─── Supplied material
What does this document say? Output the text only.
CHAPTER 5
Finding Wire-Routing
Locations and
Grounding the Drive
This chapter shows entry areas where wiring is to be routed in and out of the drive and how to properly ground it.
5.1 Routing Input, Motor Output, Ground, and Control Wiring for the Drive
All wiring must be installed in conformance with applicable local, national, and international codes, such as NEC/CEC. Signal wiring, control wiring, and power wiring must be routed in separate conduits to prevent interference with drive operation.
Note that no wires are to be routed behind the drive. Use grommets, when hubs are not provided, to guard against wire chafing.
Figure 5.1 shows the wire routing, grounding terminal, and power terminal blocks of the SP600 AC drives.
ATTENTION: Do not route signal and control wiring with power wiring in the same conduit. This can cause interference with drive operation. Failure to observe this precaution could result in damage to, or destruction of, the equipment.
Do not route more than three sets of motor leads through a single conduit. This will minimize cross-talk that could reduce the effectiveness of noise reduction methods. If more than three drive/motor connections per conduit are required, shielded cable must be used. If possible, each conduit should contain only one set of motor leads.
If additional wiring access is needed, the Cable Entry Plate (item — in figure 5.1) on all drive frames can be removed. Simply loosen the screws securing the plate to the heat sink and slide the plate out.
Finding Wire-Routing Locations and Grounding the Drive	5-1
──────
## Given task
Write out every line of the records exactly.

## Task result
What does this document say? Output the text only.
CHAPTER 5
Finding Wire-Routing
Locations and
Grounding the Drive
This chapter shows entry areas where wiring is to be routed in and out of the drive and how to properly ground it.
5.1 Routing Input, Motor Output, Ground, and Control Wiring for the Drive
All wiring must be installed in conformance with applicable local, national, and international codes, such as NEC/CEC. Signal wiring, control wiring, and power wiring must be routed in separate conduits to prevent interference with drive operation.
Note that no wires are to be routed behind the drive. Use grommets, when hubs are not provided, to guard against wire chafing.
Figure 5.1 shows the wire routing, grounding terminal, and power terminal blocks of the SP600 AC drives.
ATTENTION: Do not route signal and control wiring with power wiring in the same conduit. This can cause interference with drive operation. Failure to observe this precaution could result in damage to, or destruction of, the equipment.
Do not route more than three sets of motor leads through a single conduit. This will minimize cross-talk that could reduce the effectiveness of noise reduction methods. If more than three drive/motor connections per conduit are required, shielded cable must be used. If possible, each conduit should contain only one set of motor leads.
If additional wiring access is needed, the Cable Entry Plate (item — in figure 5.1) on all drive frames can be removed. Simply loosen the screws securing the plate to the heat sink and slide the plate out.
Finding Wire-Routing Locations and Grounding the Drive	5-1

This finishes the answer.